>>

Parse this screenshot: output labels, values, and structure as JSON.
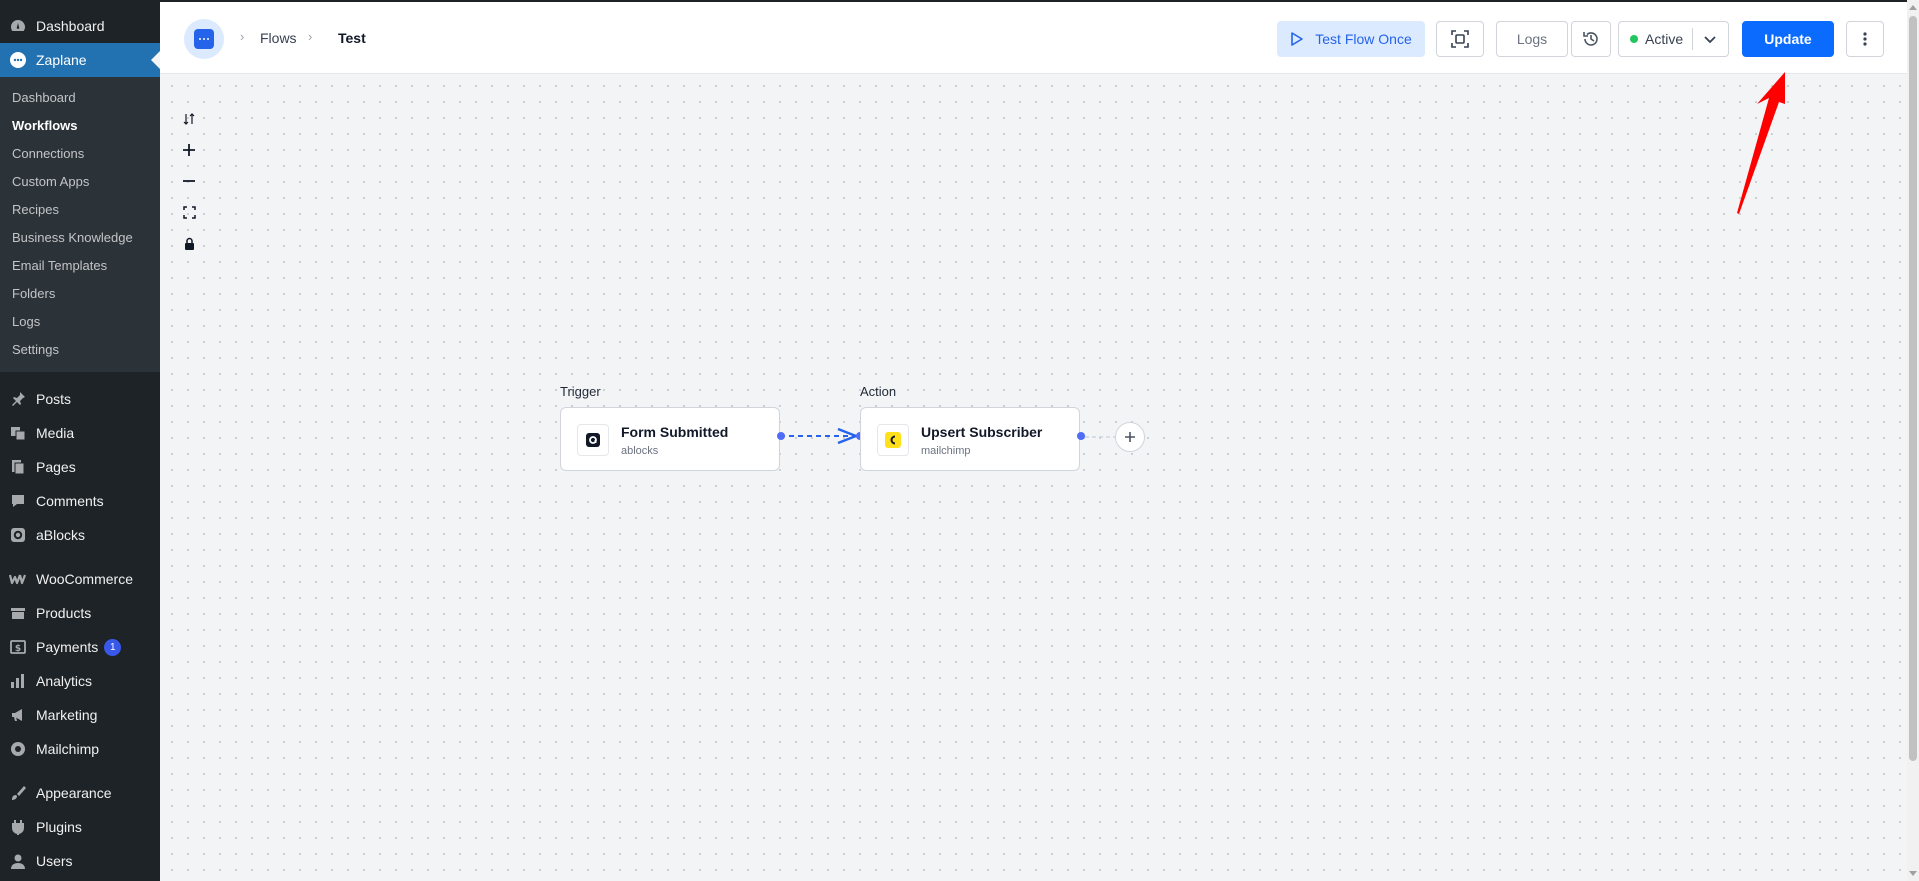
{
  "sidebar": {
    "top_items": [
      {
        "label": "Dashboard",
        "icon": "dashboard-icon"
      },
      {
        "label": "Zaplane",
        "icon": "zaplane-icon"
      }
    ],
    "submenu": [
      {
        "label": "Dashboard"
      },
      {
        "label": "Workflows"
      },
      {
        "label": "Connections"
      },
      {
        "label": "Custom Apps"
      },
      {
        "label": "Recipes"
      },
      {
        "label": "Business Knowledge"
      },
      {
        "label": "Email Templates"
      },
      {
        "label": "Folders"
      },
      {
        "label": "Logs"
      },
      {
        "label": "Settings"
      }
    ],
    "group1": [
      {
        "label": "Posts",
        "icon": "pin-icon"
      },
      {
        "label": "Media",
        "icon": "media-icon"
      },
      {
        "label": "Pages",
        "icon": "pages-icon"
      },
      {
        "label": "Comments",
        "icon": "comment-icon"
      },
      {
        "label": "aBlocks",
        "icon": "ablocks-icon"
      }
    ],
    "group2": [
      {
        "label": "WooCommerce",
        "icon": "woo-icon"
      },
      {
        "label": "Products",
        "icon": "products-icon"
      },
      {
        "label": "Payments",
        "icon": "payments-icon",
        "badge": "1"
      },
      {
        "label": "Analytics",
        "icon": "analytics-icon"
      },
      {
        "label": "Marketing",
        "icon": "megaphone-icon"
      },
      {
        "label": "Mailchimp",
        "icon": "mailchimp-icon"
      }
    ],
    "group3": [
      {
        "label": "Appearance",
        "icon": "brush-icon"
      },
      {
        "label": "Plugins",
        "icon": "plugin-icon"
      },
      {
        "label": "Users",
        "icon": "user-icon"
      }
    ]
  },
  "header": {
    "breadcrumb": [
      "Flows",
      "Test"
    ],
    "test_flow_label": "Test Flow Once",
    "logs_label": "Logs",
    "status_label": "Active",
    "update_label": "Update"
  },
  "canvas": {
    "trigger": {
      "section_label": "Trigger",
      "title": "Form Submitted",
      "app": "ablocks"
    },
    "action": {
      "section_label": "Action",
      "title": "Upsert Subscriber",
      "app": "mailchimp"
    }
  },
  "colors": {
    "accent": "#0b6bff",
    "sidebar_bg": "#1d2327",
    "active_menu": "#2271b1",
    "status_active": "#22c55e",
    "annotation_arrow": "#ff0000"
  }
}
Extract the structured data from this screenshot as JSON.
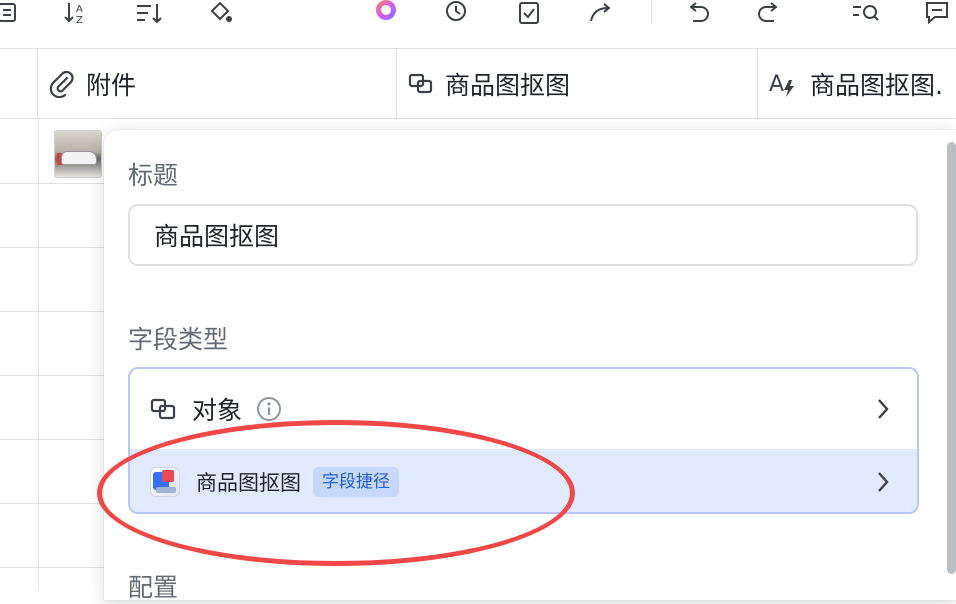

<<

■ **Written problem**:
Of the lines in the material, how many contain the word "screenshot"? Reply with the number and nothing else.

■ **Result**:
2